--- Begin ---

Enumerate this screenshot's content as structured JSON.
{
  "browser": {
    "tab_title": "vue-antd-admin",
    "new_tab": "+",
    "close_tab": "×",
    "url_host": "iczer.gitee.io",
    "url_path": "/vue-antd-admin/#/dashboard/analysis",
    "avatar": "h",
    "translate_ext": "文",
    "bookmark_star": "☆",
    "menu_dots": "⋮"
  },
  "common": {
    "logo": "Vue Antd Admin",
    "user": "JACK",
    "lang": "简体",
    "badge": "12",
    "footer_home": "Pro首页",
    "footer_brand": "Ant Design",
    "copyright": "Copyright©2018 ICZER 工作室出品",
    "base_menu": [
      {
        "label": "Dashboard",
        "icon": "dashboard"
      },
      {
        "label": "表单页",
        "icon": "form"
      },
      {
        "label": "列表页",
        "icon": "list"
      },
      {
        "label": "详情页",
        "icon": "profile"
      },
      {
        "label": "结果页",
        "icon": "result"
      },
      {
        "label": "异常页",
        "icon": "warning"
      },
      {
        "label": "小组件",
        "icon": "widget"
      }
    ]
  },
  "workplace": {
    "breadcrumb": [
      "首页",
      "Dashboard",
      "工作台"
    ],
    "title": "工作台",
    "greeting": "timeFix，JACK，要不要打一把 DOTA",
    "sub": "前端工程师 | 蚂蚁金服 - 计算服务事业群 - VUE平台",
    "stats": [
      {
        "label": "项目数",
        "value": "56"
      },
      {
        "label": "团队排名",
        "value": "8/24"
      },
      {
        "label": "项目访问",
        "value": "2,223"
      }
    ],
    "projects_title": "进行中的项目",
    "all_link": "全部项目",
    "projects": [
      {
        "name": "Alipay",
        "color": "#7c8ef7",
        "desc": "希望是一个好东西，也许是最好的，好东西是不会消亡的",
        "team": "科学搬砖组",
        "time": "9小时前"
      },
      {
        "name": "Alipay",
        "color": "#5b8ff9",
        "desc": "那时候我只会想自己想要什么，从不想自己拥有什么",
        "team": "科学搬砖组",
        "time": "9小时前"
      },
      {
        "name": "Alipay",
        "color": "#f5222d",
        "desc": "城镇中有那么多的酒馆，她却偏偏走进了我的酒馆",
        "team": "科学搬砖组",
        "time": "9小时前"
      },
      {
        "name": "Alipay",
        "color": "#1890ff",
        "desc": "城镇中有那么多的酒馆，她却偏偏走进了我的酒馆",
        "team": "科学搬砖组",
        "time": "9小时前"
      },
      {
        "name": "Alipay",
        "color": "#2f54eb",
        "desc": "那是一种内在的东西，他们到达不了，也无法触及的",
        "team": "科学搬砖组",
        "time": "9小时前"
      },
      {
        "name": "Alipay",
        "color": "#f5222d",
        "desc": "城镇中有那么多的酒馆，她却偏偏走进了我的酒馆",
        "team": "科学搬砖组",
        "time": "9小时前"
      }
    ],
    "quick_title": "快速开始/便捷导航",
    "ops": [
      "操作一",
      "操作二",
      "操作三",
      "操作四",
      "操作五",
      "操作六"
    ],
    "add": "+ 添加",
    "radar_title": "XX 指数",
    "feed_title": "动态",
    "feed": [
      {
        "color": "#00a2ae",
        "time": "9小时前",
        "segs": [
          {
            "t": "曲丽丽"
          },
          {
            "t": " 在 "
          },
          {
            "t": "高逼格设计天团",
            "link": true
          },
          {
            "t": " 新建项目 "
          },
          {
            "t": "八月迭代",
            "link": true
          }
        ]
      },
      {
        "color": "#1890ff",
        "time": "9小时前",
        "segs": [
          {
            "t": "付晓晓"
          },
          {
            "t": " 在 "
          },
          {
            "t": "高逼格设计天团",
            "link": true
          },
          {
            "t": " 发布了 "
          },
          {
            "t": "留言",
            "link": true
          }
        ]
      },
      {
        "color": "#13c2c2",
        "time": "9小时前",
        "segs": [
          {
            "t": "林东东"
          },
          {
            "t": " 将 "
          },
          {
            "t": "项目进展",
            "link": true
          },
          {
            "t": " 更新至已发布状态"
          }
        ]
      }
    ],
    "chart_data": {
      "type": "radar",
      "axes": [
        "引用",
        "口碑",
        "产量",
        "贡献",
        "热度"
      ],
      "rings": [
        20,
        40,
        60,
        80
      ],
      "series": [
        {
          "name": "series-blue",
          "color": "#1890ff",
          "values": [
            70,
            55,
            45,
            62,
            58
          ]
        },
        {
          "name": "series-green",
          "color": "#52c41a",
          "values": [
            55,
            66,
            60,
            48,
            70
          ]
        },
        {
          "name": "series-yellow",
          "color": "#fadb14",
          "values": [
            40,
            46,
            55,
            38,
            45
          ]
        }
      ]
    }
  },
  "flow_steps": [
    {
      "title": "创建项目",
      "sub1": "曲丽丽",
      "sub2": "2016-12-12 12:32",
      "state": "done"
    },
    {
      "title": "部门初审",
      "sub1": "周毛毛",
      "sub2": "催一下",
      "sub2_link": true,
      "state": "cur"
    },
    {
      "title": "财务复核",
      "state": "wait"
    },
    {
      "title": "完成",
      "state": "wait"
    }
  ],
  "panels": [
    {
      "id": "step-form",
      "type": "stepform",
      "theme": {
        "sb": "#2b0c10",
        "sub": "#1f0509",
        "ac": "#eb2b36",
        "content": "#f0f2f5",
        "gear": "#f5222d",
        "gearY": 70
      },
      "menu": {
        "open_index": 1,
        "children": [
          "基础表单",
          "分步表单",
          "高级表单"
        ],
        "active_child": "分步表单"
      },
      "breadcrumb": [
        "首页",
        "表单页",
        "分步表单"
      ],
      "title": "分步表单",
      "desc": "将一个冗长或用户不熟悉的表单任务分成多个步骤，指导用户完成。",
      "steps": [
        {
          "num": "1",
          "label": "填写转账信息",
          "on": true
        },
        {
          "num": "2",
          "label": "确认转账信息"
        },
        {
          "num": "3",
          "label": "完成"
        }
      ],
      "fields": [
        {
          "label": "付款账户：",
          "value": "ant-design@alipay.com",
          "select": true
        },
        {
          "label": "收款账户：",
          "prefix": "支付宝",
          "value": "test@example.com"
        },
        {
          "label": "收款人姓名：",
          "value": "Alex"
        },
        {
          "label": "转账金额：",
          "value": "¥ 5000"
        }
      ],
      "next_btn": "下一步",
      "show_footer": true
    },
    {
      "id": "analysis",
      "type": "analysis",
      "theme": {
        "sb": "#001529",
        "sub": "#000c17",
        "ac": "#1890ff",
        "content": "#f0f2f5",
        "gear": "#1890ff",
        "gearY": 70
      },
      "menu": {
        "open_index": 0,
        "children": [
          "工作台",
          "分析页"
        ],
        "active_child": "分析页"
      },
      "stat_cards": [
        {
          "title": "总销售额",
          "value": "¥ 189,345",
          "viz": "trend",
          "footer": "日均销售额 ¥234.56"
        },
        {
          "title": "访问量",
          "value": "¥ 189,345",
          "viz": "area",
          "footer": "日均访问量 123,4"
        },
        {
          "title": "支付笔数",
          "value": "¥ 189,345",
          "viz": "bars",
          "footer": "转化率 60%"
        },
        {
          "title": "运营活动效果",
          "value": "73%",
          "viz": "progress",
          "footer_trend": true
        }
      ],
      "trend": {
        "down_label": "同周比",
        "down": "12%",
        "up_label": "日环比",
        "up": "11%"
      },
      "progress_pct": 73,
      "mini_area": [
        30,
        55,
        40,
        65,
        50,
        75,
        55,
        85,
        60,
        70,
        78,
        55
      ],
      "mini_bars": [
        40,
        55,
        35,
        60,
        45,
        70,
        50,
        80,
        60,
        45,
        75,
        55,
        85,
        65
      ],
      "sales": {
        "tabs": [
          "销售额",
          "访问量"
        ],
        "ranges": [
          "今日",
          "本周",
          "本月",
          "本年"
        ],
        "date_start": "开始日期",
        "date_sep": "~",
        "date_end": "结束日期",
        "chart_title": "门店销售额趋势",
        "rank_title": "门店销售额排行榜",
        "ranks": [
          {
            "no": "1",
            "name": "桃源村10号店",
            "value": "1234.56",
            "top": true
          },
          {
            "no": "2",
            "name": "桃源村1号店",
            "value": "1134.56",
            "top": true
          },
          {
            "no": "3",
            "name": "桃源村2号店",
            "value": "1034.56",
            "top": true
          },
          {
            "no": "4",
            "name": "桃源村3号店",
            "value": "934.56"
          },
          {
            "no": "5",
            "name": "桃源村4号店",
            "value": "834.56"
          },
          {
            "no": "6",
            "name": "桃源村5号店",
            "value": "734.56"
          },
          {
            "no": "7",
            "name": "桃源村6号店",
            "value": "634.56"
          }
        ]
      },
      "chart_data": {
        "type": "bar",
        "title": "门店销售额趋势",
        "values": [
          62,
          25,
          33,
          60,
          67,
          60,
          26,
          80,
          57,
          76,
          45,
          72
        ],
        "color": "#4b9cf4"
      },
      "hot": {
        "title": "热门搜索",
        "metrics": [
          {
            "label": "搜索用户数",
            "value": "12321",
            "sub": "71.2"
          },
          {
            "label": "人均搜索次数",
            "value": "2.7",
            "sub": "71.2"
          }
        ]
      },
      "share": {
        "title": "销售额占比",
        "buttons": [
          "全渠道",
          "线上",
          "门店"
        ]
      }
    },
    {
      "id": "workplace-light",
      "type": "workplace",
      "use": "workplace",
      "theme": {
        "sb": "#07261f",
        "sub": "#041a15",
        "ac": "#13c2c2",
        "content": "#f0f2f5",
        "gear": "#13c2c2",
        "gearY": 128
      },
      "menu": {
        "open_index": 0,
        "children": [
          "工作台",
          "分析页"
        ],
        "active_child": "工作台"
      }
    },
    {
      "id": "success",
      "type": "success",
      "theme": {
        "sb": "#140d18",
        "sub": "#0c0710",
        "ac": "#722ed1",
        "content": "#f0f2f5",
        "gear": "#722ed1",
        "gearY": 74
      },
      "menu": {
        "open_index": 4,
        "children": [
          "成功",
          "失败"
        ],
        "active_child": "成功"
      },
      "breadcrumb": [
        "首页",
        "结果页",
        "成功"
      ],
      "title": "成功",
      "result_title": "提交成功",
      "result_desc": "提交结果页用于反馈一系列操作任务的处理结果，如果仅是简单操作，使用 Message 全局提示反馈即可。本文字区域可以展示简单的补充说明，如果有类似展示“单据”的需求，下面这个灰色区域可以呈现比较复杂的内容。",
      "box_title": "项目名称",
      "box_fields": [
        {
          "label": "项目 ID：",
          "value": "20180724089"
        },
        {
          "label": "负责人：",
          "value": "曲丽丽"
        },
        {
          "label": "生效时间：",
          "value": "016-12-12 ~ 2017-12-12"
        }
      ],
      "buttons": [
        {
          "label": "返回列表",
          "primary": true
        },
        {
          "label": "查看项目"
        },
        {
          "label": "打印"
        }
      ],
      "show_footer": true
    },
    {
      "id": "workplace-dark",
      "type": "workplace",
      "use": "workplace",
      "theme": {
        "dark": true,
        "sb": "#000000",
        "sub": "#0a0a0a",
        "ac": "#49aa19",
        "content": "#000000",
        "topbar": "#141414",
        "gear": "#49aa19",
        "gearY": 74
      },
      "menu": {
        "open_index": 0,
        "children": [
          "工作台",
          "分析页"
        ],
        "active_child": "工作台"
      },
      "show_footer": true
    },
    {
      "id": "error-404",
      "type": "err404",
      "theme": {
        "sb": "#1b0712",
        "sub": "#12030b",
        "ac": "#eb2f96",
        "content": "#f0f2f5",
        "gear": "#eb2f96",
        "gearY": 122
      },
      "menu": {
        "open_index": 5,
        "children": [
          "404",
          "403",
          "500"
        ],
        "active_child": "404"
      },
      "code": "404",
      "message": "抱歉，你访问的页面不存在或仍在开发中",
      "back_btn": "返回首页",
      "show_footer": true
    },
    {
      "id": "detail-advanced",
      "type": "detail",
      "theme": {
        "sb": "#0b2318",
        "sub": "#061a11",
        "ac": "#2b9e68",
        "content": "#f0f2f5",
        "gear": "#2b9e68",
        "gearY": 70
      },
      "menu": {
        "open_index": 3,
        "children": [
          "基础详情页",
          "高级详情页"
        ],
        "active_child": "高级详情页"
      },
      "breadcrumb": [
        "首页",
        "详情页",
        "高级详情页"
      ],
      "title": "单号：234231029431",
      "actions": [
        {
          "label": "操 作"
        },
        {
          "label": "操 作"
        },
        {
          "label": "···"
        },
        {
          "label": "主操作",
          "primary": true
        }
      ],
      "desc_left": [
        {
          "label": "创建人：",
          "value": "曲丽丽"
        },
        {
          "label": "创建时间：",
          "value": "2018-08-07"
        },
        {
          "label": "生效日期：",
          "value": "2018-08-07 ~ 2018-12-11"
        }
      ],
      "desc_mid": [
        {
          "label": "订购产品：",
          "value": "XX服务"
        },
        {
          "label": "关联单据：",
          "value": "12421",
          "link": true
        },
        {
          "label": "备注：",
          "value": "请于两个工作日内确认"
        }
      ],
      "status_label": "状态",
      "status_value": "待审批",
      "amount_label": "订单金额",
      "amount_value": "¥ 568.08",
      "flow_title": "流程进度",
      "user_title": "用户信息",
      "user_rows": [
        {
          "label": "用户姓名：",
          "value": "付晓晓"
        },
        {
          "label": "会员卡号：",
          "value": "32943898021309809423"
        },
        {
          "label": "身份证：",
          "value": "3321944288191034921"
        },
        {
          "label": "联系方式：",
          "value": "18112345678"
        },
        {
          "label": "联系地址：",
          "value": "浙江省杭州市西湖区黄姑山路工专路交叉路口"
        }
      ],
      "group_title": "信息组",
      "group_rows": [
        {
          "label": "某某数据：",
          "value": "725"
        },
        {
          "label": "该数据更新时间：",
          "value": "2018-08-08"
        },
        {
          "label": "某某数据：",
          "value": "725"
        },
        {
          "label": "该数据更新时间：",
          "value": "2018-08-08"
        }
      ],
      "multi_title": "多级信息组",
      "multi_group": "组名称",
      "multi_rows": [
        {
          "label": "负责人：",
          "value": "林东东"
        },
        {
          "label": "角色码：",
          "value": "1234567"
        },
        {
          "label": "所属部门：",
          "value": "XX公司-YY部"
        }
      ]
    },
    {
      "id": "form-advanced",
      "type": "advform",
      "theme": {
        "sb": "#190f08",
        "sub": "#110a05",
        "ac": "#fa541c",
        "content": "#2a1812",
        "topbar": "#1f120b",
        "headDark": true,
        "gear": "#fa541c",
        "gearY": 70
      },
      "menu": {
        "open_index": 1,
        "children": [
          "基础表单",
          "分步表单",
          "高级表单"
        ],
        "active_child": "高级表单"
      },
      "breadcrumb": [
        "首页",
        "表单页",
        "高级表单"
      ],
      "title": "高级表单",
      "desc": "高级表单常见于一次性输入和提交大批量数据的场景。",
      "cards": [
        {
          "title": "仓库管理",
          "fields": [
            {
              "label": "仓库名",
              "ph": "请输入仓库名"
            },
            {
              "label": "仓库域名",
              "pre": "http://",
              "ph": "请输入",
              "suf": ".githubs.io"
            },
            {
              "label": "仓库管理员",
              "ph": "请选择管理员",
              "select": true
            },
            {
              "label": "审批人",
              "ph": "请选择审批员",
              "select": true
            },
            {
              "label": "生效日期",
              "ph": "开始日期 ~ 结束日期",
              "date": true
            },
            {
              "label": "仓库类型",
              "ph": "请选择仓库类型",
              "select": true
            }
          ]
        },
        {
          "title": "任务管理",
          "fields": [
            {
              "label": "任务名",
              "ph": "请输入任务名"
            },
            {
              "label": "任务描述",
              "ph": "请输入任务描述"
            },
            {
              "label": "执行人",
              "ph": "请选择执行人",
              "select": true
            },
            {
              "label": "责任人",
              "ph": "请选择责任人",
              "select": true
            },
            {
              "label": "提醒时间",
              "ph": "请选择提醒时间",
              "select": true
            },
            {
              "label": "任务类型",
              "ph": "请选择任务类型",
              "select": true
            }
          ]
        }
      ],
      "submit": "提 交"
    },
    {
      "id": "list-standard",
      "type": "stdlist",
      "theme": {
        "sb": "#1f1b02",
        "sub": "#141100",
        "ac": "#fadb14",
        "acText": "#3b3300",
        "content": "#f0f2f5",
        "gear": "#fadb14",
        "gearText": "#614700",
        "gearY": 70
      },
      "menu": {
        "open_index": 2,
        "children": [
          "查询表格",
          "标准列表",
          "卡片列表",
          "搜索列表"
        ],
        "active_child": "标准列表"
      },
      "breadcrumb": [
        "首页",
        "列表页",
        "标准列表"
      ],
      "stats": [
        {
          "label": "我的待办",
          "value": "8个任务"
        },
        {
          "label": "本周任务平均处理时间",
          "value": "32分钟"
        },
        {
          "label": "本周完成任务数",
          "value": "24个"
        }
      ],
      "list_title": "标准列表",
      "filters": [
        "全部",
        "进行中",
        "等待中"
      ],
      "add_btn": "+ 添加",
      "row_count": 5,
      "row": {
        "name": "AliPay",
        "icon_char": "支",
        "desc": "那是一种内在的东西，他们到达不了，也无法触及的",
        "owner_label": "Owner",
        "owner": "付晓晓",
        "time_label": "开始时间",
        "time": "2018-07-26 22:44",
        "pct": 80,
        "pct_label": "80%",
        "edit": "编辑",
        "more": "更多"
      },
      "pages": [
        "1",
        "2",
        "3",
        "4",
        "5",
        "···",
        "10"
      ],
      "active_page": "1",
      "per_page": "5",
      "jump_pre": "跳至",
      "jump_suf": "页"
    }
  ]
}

--- End ---

• [Instructions for the task] Search the entries for the string "advanced" and collect each line that has it.

• [Reply]
      "id": "detail-advanced",
      "id": "form-advanced",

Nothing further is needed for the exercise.